Work to do:
Sift the listing for lines that hold the string "Výrobek" and pull them out.

Entries:
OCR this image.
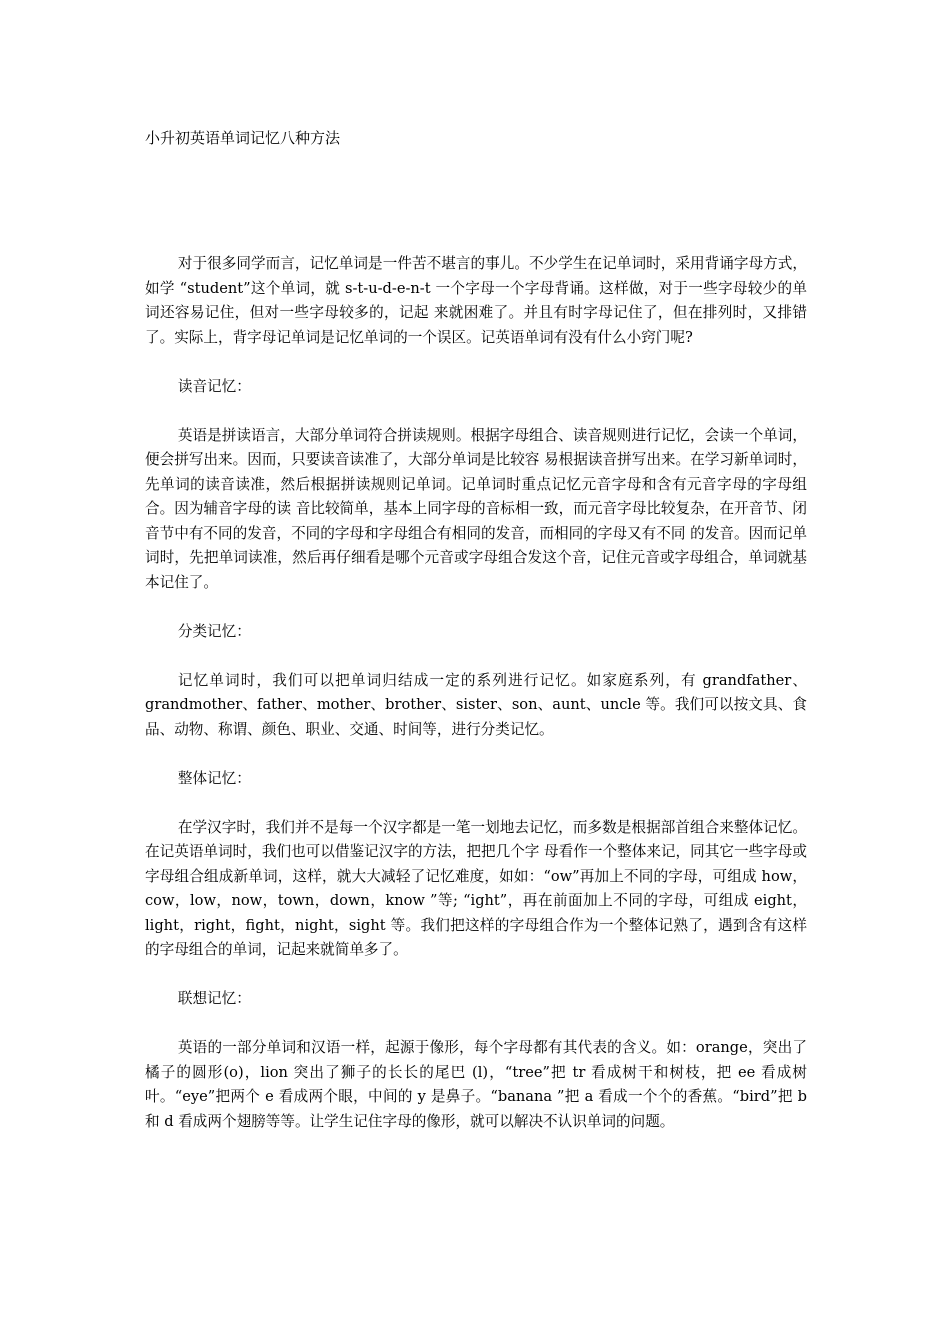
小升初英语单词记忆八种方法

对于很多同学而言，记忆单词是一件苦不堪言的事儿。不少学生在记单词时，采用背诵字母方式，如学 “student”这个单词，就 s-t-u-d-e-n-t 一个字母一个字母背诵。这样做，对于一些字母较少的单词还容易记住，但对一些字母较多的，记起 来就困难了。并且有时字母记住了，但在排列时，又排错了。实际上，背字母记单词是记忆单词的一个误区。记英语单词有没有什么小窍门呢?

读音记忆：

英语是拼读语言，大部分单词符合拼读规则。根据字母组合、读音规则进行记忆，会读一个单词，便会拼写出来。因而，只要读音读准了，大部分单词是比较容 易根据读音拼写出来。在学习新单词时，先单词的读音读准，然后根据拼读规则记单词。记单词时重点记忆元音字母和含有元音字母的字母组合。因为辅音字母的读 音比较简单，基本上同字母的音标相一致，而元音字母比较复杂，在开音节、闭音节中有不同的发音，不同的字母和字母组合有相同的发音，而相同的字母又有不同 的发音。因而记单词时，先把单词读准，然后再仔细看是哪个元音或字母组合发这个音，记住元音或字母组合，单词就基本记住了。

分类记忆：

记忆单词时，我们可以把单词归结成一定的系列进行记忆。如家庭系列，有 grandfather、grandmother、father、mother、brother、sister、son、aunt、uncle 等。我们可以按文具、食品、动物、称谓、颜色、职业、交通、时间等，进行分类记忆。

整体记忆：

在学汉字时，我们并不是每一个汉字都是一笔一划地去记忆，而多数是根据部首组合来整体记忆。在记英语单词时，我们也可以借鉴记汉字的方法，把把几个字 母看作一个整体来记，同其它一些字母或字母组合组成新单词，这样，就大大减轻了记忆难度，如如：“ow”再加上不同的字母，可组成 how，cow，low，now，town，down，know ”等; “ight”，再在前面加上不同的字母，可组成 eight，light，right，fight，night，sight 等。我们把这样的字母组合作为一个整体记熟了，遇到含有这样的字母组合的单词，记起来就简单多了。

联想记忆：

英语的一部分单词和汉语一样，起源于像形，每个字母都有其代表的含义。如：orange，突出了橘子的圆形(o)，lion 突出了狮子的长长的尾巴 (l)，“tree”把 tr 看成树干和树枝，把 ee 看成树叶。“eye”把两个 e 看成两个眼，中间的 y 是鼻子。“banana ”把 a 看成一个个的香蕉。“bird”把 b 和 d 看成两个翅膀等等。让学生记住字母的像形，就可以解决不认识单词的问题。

* * *

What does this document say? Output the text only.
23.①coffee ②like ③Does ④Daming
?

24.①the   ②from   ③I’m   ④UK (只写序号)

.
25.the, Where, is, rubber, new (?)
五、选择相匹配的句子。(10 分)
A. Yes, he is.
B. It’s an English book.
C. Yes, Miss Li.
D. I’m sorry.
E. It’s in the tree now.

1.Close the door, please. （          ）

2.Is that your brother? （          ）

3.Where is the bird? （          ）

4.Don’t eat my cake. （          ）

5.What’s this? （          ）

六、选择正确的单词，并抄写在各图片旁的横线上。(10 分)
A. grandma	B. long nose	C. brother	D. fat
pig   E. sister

==

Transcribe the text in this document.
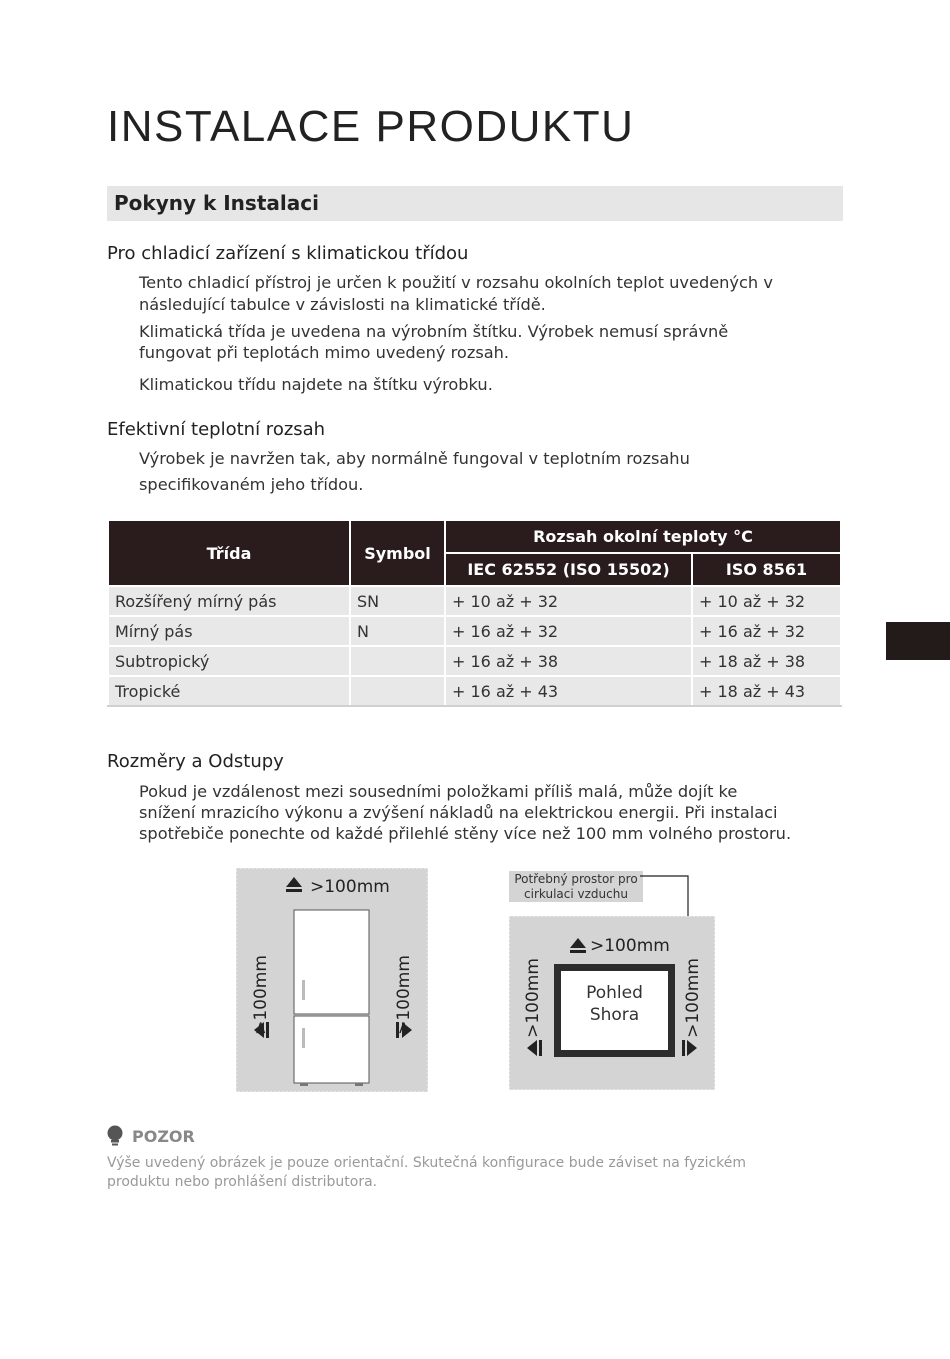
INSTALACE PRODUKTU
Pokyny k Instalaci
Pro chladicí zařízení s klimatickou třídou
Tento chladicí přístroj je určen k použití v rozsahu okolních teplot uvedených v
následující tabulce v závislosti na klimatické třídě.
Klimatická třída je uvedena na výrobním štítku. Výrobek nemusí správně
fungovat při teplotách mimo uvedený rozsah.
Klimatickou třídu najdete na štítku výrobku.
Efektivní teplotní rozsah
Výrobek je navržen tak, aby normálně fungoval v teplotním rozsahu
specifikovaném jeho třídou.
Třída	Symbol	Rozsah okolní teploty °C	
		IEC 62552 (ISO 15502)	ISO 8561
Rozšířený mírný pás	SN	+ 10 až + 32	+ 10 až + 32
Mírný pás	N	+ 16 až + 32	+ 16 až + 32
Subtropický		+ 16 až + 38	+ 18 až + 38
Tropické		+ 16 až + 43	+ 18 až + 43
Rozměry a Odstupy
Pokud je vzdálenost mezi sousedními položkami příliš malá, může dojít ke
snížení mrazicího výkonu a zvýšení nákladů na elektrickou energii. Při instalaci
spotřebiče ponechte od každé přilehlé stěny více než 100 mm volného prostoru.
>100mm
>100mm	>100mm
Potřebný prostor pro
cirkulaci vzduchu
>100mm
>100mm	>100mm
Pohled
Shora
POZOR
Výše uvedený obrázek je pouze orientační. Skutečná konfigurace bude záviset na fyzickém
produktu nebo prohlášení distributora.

Worked solution:
Klimatická třída je uvedena na výrobním štítku. Výrobek nemusí správně
Výrobek je navržen tak, aby normálně fungoval v teplotním rozsahu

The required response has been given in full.